(Layout region records)
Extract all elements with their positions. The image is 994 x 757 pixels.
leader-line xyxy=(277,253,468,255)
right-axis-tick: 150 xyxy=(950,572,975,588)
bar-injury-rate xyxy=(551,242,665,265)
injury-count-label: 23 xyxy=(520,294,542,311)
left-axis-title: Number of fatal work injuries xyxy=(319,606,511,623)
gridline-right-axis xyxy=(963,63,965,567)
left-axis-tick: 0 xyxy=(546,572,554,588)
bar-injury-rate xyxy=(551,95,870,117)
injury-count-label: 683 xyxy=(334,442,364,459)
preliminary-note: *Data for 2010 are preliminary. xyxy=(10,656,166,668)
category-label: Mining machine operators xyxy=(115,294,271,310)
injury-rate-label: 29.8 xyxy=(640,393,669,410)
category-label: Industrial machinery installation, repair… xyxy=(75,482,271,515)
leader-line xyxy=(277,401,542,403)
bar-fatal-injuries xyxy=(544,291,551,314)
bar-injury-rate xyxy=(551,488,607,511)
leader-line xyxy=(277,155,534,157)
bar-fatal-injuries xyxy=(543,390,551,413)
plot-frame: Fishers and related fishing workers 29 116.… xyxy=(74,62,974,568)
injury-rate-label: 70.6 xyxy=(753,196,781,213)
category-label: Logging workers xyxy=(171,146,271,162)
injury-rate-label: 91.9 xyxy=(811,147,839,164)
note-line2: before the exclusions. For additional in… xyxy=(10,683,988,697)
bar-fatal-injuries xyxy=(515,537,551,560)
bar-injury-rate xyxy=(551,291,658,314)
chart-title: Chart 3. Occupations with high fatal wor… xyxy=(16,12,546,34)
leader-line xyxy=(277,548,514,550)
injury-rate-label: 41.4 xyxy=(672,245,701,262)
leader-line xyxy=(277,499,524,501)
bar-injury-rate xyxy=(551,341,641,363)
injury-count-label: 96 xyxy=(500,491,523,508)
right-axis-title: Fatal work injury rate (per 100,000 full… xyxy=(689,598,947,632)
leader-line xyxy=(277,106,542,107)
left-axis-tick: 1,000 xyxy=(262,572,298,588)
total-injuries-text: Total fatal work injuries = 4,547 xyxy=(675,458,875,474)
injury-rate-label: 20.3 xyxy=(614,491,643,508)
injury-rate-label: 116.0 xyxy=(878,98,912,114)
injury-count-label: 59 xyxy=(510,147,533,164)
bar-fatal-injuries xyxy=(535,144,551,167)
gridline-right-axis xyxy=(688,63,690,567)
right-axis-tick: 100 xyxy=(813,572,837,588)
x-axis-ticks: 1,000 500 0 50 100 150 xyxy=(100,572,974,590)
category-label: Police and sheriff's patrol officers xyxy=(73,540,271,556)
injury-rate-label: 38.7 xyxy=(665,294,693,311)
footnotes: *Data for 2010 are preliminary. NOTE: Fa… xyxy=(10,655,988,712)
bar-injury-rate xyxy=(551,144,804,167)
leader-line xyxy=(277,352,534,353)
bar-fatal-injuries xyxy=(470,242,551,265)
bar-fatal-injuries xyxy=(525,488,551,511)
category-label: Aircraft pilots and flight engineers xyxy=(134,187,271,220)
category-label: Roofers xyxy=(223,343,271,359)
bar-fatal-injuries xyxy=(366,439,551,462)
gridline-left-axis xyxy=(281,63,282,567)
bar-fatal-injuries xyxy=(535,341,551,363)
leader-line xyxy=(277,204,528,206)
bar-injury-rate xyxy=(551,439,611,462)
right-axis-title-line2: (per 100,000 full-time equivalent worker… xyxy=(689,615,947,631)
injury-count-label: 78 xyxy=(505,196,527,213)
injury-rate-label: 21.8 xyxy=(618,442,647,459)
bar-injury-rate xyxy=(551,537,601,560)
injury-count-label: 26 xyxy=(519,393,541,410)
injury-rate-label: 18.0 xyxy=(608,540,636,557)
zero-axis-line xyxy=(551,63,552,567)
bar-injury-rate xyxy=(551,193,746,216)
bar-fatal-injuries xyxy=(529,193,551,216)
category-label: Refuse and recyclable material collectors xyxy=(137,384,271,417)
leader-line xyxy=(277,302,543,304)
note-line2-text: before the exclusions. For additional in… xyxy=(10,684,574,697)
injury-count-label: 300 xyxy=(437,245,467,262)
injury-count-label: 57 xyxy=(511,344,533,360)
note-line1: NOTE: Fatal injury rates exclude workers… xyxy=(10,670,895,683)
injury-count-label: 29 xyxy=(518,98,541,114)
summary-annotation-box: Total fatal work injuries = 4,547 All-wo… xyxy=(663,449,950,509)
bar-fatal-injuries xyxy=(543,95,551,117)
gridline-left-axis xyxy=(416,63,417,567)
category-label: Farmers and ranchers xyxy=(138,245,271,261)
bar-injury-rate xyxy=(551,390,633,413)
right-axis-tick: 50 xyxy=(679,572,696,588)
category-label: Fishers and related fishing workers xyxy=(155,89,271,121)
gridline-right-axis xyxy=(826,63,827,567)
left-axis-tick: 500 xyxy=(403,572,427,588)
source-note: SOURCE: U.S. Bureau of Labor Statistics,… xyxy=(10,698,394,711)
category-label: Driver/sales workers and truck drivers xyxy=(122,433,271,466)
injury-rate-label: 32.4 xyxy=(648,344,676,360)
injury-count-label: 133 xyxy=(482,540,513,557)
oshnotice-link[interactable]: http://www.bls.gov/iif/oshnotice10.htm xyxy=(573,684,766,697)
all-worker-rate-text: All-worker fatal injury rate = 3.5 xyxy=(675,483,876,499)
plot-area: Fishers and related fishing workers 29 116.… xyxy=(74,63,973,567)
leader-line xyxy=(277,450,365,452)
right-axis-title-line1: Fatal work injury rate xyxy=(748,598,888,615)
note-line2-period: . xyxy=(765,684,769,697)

== Required work ==
Take the lines from the first one through the line containing "gridline-right-axis xyxy=(963,63,965,567)", and give them again with "leader-line" switched to "connector-line". Change nothing else.

== Correct result ==
Extract all elements with their positions. The image is 994 x 757 pixels.
connector-line xyxy=(277,253,468,255)
right-axis-tick: 150 xyxy=(950,572,975,588)
bar-injury-rate xyxy=(551,242,665,265)
injury-count-label: 23 xyxy=(520,294,542,311)
left-axis-title: Number of fatal work injuries xyxy=(319,606,511,623)
gridline-right-axis xyxy=(963,63,965,567)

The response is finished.